(Records from a collection)
-- BEGIN --

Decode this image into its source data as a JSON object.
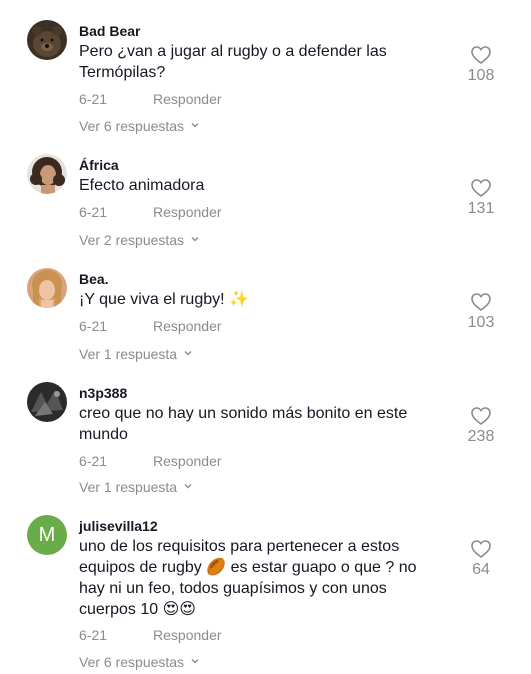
{
  "comments": [
    {
      "username": "Bad Bear",
      "text": "Pero ¿van a jugar al rugby o a defender las Termópilas?",
      "date": "6-21",
      "reply_label": "Responder",
      "replies_label": "Ver 6 respuestas",
      "likes": "108",
      "avatar_icon": "bear-avatar"
    },
    {
      "username": "África",
      "text": "Efecto animadora",
      "date": "6-21",
      "reply_label": "Responder",
      "replies_label": "Ver 2 respuestas",
      "likes": "131",
      "avatar_icon": "woman-curly-hair-avatar"
    },
    {
      "username": "Bea.",
      "text": "¡Y que viva el rugby! ✨",
      "date": "6-21",
      "reply_label": "Responder",
      "replies_label": "Ver 1 respuesta",
      "likes": "103",
      "avatar_icon": "woman-blonde-avatar"
    },
    {
      "username": "n3p388",
      "text": "creo que no hay un sonido más bonito en este mundo",
      "date": "6-21",
      "reply_label": "Responder",
      "replies_label": "Ver 1 respuesta",
      "likes": "238",
      "avatar_icon": "dark-photo-avatar"
    },
    {
      "username": "julisevilla12",
      "text": "uno de los requisitos para pertenecer a estos equipos de rugby 🏉 es estar guapo o que ? no hay ni un feo, todos guapísimos y con unos cuerpos 10 😍😍",
      "date": "6-21",
      "reply_label": "Responder",
      "replies_label": "Ver 6 respuestas",
      "likes": "64",
      "avatar_letter": "M",
      "avatar_color": "#6aab4a"
    }
  ]
}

-- END --

▸ Objective: Copy out every line with the word "text".

▸ Written answer:
      "text": "Pero ¿van a jugar al rugby o a defender las Termópilas?",
      "text": "Efecto animadora",
      "text": "¡Y que viva el rugby! ✨",
      "text": "creo que no hay un sonido más bonito en este mundo",
      "text": "uno de los requisitos para pertenecer a estos equipos de rugby 🏉 es estar guapo o que ? no hay ni un feo, todos guapísimos y con unos cuerpos 10 😍😍",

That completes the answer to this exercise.